#### [What this task involves]
Output the material below in its entirety, exactly as given.

#### [Exercise inputs]
** Start **
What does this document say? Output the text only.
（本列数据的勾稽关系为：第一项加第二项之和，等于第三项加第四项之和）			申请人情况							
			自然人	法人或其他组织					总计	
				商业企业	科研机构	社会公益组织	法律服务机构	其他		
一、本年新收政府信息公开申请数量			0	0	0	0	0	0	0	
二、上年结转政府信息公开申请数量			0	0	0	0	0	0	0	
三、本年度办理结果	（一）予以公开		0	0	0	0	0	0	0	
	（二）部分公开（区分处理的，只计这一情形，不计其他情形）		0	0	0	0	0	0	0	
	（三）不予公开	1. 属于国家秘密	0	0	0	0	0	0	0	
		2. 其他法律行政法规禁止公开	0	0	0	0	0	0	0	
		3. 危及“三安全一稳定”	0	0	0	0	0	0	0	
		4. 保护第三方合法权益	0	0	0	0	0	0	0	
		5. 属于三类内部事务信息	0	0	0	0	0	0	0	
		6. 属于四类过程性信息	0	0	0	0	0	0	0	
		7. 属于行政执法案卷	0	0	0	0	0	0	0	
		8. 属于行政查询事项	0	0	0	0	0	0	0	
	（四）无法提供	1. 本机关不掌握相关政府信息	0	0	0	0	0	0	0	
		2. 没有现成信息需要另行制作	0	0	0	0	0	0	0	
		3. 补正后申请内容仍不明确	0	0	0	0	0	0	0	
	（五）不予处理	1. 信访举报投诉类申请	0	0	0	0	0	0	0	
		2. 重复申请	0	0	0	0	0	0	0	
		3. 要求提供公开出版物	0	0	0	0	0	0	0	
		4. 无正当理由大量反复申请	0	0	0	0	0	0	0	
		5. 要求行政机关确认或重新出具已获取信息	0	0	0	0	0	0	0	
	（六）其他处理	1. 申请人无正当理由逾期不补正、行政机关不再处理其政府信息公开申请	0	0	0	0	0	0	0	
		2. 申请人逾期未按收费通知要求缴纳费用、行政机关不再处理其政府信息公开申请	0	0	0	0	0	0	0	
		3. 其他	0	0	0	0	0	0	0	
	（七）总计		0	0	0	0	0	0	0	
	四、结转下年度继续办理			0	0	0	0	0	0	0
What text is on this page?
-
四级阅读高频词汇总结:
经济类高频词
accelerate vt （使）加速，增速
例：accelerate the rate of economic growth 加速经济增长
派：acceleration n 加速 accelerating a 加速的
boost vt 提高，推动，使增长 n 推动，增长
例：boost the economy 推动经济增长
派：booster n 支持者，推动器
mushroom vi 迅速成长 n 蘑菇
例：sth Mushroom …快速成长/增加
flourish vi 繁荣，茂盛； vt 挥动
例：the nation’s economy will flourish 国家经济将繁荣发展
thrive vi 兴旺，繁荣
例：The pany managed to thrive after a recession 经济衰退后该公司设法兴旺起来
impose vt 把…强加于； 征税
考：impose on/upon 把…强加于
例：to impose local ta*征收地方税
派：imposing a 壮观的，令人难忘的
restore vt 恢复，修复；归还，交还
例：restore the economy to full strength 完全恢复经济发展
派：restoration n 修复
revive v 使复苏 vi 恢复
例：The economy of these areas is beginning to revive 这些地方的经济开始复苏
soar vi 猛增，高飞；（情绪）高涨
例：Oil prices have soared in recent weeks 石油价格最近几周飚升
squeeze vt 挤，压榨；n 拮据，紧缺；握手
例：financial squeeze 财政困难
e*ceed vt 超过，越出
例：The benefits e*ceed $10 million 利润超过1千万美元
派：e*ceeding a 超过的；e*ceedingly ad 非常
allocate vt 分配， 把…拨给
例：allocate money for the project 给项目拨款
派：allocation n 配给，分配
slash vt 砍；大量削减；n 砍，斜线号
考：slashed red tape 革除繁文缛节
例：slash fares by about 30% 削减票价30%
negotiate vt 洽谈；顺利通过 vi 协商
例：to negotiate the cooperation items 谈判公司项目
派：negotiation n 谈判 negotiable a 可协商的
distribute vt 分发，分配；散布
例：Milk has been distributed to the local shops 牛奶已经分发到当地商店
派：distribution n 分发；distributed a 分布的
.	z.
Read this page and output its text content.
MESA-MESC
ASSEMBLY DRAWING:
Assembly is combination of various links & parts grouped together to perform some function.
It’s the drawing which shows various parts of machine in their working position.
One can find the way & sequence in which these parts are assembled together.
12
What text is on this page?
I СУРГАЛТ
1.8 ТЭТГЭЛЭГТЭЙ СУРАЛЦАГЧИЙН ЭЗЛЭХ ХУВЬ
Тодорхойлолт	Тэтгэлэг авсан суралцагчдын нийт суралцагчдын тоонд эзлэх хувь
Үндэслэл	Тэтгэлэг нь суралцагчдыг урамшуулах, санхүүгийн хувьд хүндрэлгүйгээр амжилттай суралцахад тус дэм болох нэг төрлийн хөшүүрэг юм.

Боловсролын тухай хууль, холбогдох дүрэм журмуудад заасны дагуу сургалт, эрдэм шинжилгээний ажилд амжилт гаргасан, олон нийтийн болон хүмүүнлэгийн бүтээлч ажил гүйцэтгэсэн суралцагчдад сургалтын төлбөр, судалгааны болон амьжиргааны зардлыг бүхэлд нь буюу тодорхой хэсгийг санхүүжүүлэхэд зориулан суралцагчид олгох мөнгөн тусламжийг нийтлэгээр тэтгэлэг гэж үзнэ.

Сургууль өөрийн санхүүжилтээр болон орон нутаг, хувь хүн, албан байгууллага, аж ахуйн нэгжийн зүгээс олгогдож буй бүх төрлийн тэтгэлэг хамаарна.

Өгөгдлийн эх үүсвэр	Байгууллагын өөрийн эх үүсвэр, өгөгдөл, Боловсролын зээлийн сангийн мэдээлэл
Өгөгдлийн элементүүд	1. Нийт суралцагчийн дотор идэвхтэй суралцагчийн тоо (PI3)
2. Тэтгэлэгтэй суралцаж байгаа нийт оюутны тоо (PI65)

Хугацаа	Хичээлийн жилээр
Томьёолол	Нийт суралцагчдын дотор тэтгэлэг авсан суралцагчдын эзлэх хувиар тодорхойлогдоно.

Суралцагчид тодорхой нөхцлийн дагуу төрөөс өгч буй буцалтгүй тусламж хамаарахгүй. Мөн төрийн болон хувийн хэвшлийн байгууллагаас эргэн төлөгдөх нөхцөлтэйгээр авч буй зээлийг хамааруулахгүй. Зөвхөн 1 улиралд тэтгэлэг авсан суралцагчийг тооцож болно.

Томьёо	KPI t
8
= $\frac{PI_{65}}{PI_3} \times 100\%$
** End **
#### [Task result]
What does this document say? Output the text only.
（本列数据的勾稽关系为：第一项加第二项之和，等于第三项加第四项之和）			申请人情况							
			自然人	法人或其他组织					总计	
				商业企业	科研机构	社会公益组织	法律服务机构	其他		
一、本年新收政府信息公开申请数量			0	0	0	0	0	0	0	
二、上年结转政府信息公开申请数量			0	0	0	0	0	0	0	
三、本年度办理结果	（一）予以公开		0	0	0	0	0	0	0	
	（二）部分公开（区分处理的，只计这一情形，不计其他情形）		0	0	0	0	0	0	0	
	（三）不予公开	1. 属于国家秘密	0	0	0	0	0	0	0	
		2. 其他法律行政法规禁止公开	0	0	0	0	0	0	0	
		3. 危及“三安全一稳定”	0	0	0	0	0	0	0	
		4. 保护第三方合法权益	0	0	0	0	0	0	0	
		5. 属于三类内部事务信息	0	0	0	0	0	0	0	
		6. 属于四类过程性信息	0	0	0	0	0	0	0	
		7. 属于行政执法案卷	0	0	0	0	0	0	0	
		8. 属于行政查询事项	0	0	0	0	0	0	0	
	（四）无法提供	1. 本机关不掌握相关政府信息	0	0	0	0	0	0	0	
		2. 没有现成信息需要另行制作	0	0	0	0	0	0	0	
		3. 补正后申请内容仍不明确	0	0	0	0	0	0	0	
	（五）不予处理	1. 信访举报投诉类申请	0	0	0	0	0	0	0	
		2. 重复申请	0	0	0	0	0	0	0	
		3. 要求提供公开出版物	0	0	0	0	0	0	0	
		4. 无正当理由大量反复申请	0	0	0	0	0	0	0	
		5. 要求行政机关确认或重新出具已获取信息	0	0	0	0	0	0	0	
	（六）其他处理	1. 申请人无正当理由逾期不补正、行政机关不再处理其政府信息公开申请	0	0	0	0	0	0	0	
		2. 申请人逾期未按收费通知要求缴纳费用、行政机关不再处理其政府信息公开申请	0	0	0	0	0	0	0	
		3. 其他	0	0	0	0	0	0	0	
	（七）总计		0	0	0	0	0	0	0	
	四、结转下年度继续办理			0	0	0	0	0	0	0
What text is on this page?
-
四级阅读高频词汇总结:
经济类高频词
accelerate vt （使）加速，增速
例：accelerate the rate of economic growth 加速经济增长
派：acceleration n 加速 accelerating a 加速的
boost vt 提高，推动，使增长 n 推动，增长
例：boost the economy 推动经济增长
派：booster n 支持者，推动器
mushroom vi 迅速成长 n 蘑菇
例：sth Mushroom …快速成长/增加
flourish vi 繁荣，茂盛； vt 挥动
例：the nation’s economy will flourish 国家经济将繁荣发展
thrive vi 兴旺，繁荣
例：The pany managed to thrive after a recession 经济衰退后该公司设法兴旺起来
impose vt 把…强加于； 征税
考：impose on/upon 把…强加于
例：to impose local ta*征收地方税
派：imposing a 壮观的，令人难忘的
restore vt 恢复，修复；归还，交还
例：restore the economy to full strength 完全恢复经济发展
派：restoration n 修复
revive v 使复苏 vi 恢复
例：The economy of these areas is beginning to revive 这些地方的经济开始复苏
soar vi 猛增，高飞；（情绪）高涨
例：Oil prices have soared in recent weeks 石油价格最近几周飚升
squeeze vt 挤，压榨；n 拮据，紧缺；握手
例：financial squeeze 财政困难
e*ceed vt 超过，越出
例：The benefits e*ceed $10 million 利润超过1千万美元
派：e*ceeding a 超过的；e*ceedingly ad 非常
allocate vt 分配， 把…拨给
例：allocate money for the project 给项目拨款
派：allocation n 配给，分配
slash vt 砍；大量削减；n 砍，斜线号
考：slashed red tape 革除繁文缛节
例：slash fares by about 30% 削减票价30%
negotiate vt 洽谈；顺利通过 vi 协商
例：to negotiate the cooperation items 谈判公司项目
派：negotiation n 谈判 negotiable a 可协商的
distribute vt 分发，分配；散布
例：Milk has been distributed to the local shops 牛奶已经分发到当地商店
派：distribution n 分发；distributed a 分布的
.	z.
Read this page and output its text content.
MESA-MESC
ASSEMBLY DRAWING:
Assembly is combination of various links & parts grouped together to perform some function.
It’s the drawing which shows various parts of machine in their working position.
One can find the way & sequence in which these parts are assembled together.
12
What text is on this page?
I СУРГАЛТ
1.8 ТЭТГЭЛЭГТЭЙ СУРАЛЦАГЧИЙН ЭЗЛЭХ ХУВЬ
Тодорхойлолт	Тэтгэлэг авсан суралцагчдын нийт суралцагчдын тоонд эзлэх хувь
Үндэслэл	Тэтгэлэг нь суралцагчдыг урамшуулах, санхүүгийн хувьд хүндрэлгүйгээр амжилттай суралцахад тус дэм болох нэг төрлийн хөшүүрэг юм.

Боловсролын тухай хууль, холбогдох дүрэм журмуудад заасны дагуу сургалт, эрдэм шинжилгээний ажилд амжилт гаргасан, олон нийтийн болон хүмүүнлэгийн бүтээлч ажил гүйцэтгэсэн суралцагчдад сургалтын төлбөр, судалгааны болон амьжиргааны зардлыг бүхэлд нь буюу тодорхой хэсгийг санхүүжүүлэхэд зориулан суралцагчид олгох мөнгөн тусламжийг нийтлэгээр тэтгэлэг гэж үзнэ.

Сургууль өөрийн санхүүжилтээр болон орон нутаг, хувь хүн, албан байгууллага, аж ахуйн нэгжийн зүгээс олгогдож буй бүх төрлийн тэтгэлэг хамаарна.

Өгөгдлийн эх үүсвэр	Байгууллагын өөрийн эх үүсвэр, өгөгдөл, Боловсролын зээлийн сангийн мэдээлэл
Өгөгдлийн элементүүд	1. Нийт суралцагчийн дотор идэвхтэй суралцагчийн тоо (PI3)
2. Тэтгэлэгтэй суралцаж байгаа нийт оюутны тоо (PI65)

Хугацаа	Хичээлийн жилээр
Томьёолол	Нийт суралцагчдын дотор тэтгэлэг авсан суралцагчдын эзлэх хувиар тодорхойлогдоно.

Суралцагчид тодорхой нөхцлийн дагуу төрөөс өгч буй буцалтгүй тусламж хамаарахгүй. Мөн төрийн болон хувийн хэвшлийн байгууллагаас эргэн төлөгдөх нөхцөлтэйгээр авч буй зээлийг хамааруулахгүй. Зөвхөн 1 улиралд тэтгэлэг авсан суралцагчийг тооцож болно.

Томьёо	KPI t
8
= $\frac{PI_{65}}{PI_3} \times 100\%$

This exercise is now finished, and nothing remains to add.